Data entries for graphics
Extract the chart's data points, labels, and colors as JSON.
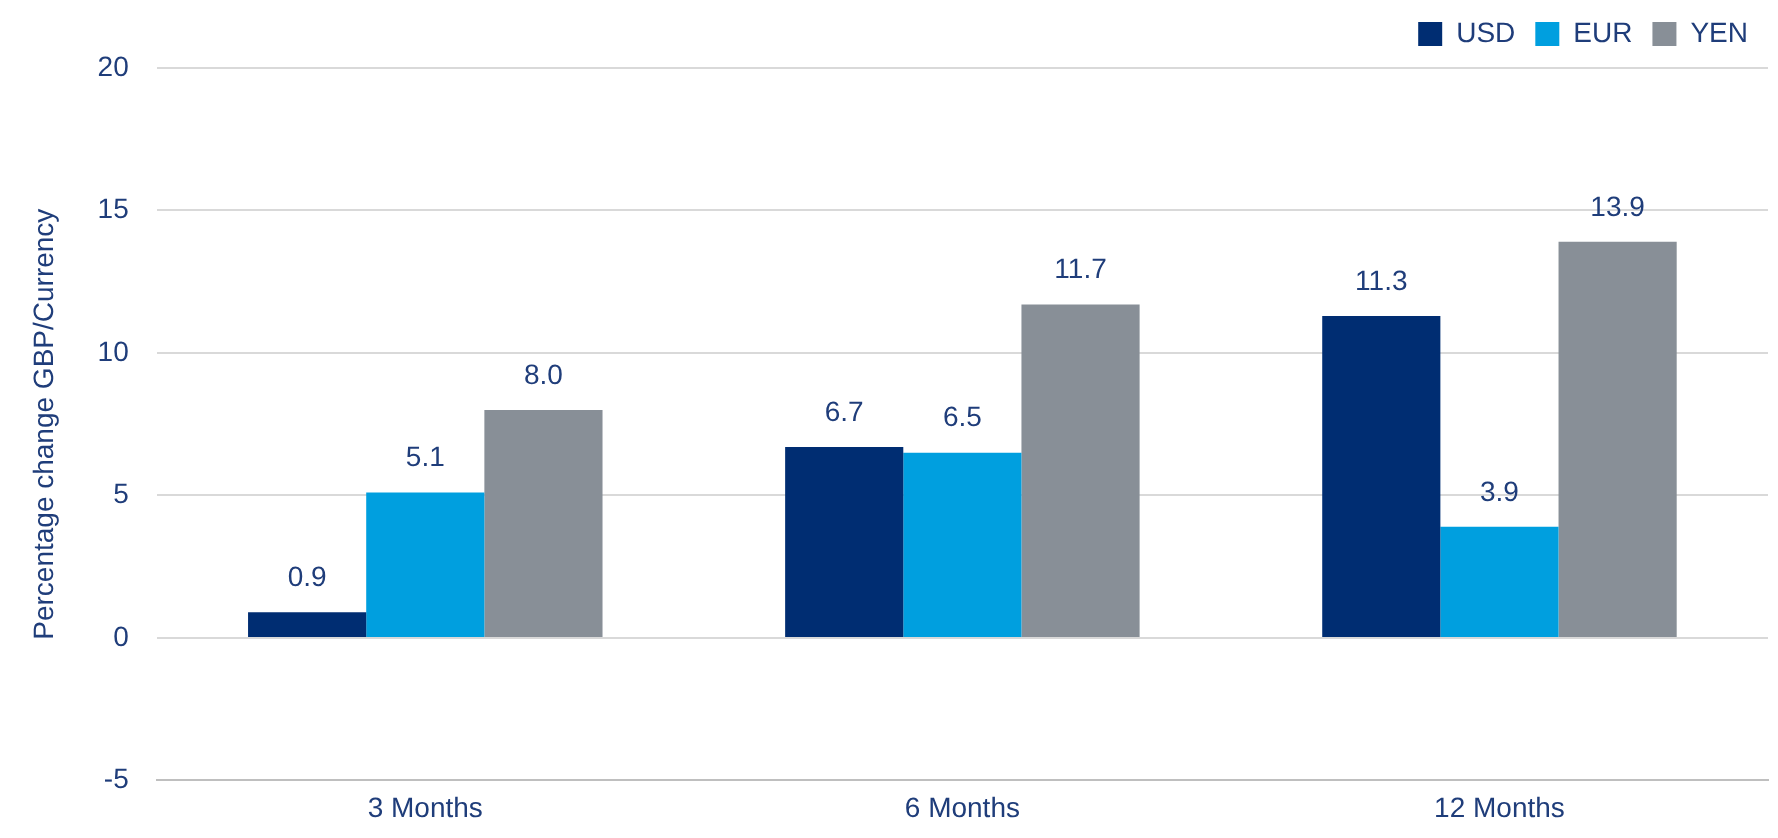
{
  "chart_data": {
    "type": "bar",
    "ylabel": "Percentage change GBP/Currency",
    "categories": [
      "3 Months",
      "6 Months",
      "12 Months"
    ],
    "series": [
      {
        "name": "USD",
        "color": "#002d72",
        "values": [
          0.9,
          6.7,
          11.3
        ],
        "value_labels": [
          "0.9",
          "6.7",
          "11.3"
        ]
      },
      {
        "name": "EUR",
        "color": "#009fdf",
        "values": [
          5.1,
          6.5,
          3.9
        ],
        "value_labels": [
          "5.1",
          "6.5",
          "3.9"
        ]
      },
      {
        "name": "YEN",
        "color": "#888f97",
        "values": [
          8.0,
          11.7,
          13.9
        ],
        "value_labels": [
          "8.0",
          "11.7",
          "13.9"
        ]
      }
    ],
    "ylim": [
      -5,
      20
    ],
    "yticks": [
      -5,
      0,
      5,
      10,
      15,
      20
    ],
    "grid": "y",
    "legend": "top right"
  }
}
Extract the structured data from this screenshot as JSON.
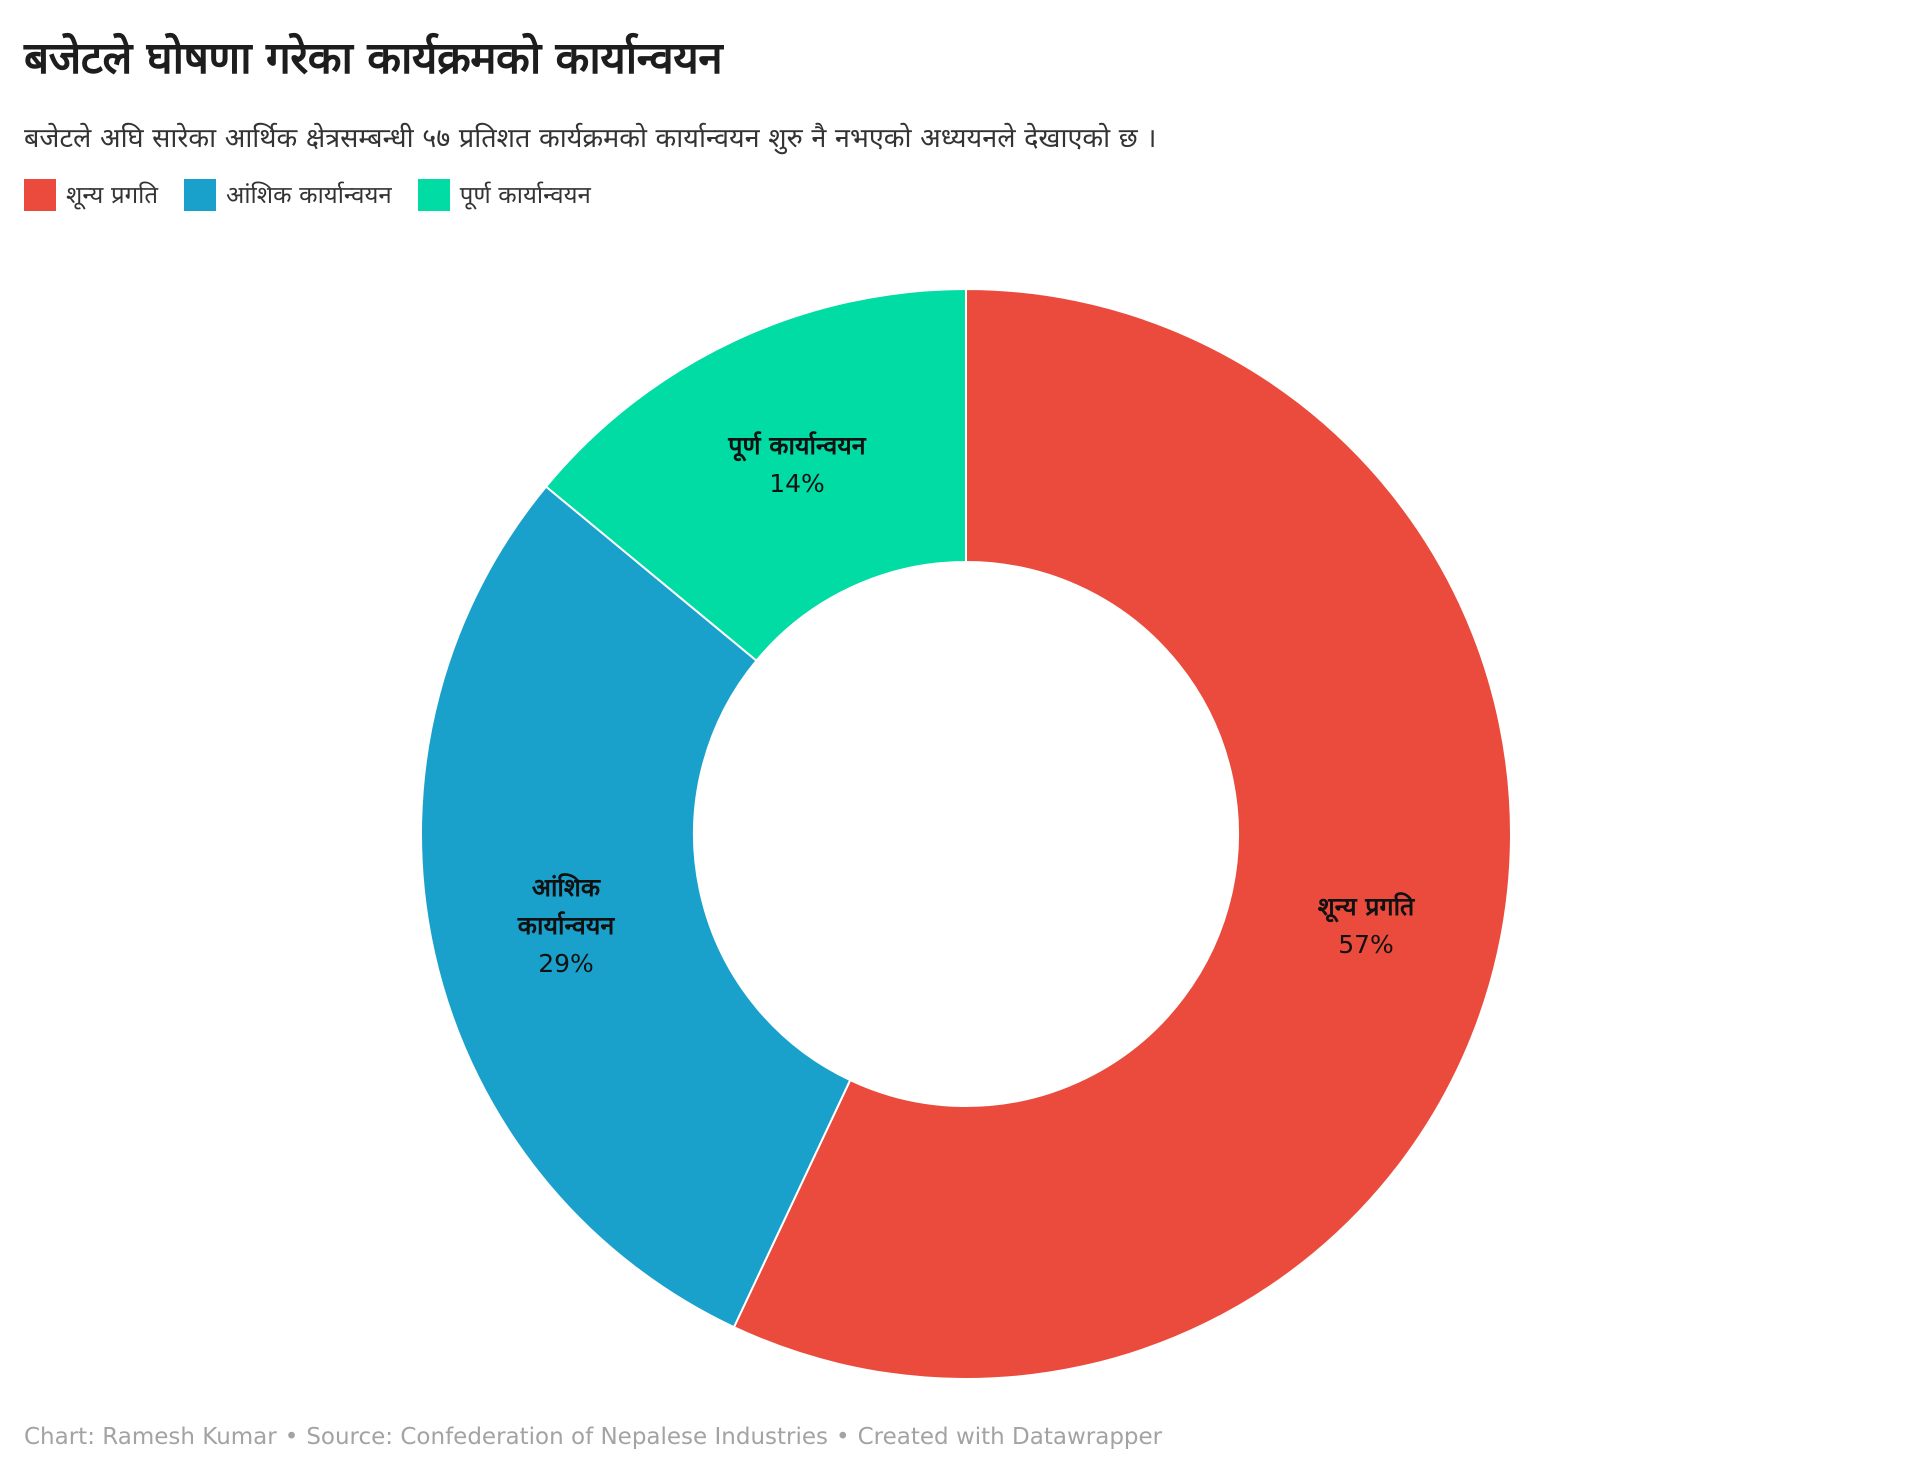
{
  "header": {
    "title": "बजेटले घोषणा गरेका कार्यक्रमको कार्यान्वयन",
    "subtitle": "बजेटले अघि सारेका आर्थिक क्षेत्रसम्बन्धी ५७ प्रतिशत कार्यक्रमको कार्यान्वयन शुरु नै नभएको अध्ययनले देखाएको छ ।"
  },
  "legend": [
    {
      "label": "शून्य प्रगति",
      "color": "#ea4b3c"
    },
    {
      "label": "आंशिक कार्यान्वयन",
      "color": "#19a1cc"
    },
    {
      "label": "पूर्ण कार्यान्वयन",
      "color": "#00dca4"
    }
  ],
  "chart_data": {
    "type": "pie",
    "donut": true,
    "title": "बजेटले घोषणा गरेका कार्यक्रमको कार्यान्वयन",
    "categories": [
      "शून्य प्रगति",
      "आंशिक कार्यान्वयन",
      "पूर्ण कार्यान्वयन"
    ],
    "values": [
      57,
      29,
      14
    ],
    "value_labels": [
      "57%",
      "29%",
      "14%"
    ],
    "colors": [
      "#ea4b3c",
      "#19a1cc",
      "#00dca4"
    ],
    "legend_position": "top-left"
  },
  "footer": {
    "chart_credit": "Chart: Ramesh Kumar",
    "source": "Source: Confederation of Nepalese Industries",
    "tool": "Created with Datawrapper",
    "separator": "•"
  }
}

_YOUR TASK_
Copy out every line from the material above in which the word "Extract" appears.

_FULL ANSWER_
Extract the chart's data points, labels, and colors as JSON.
Extract the structured data from this screenshot as JSON.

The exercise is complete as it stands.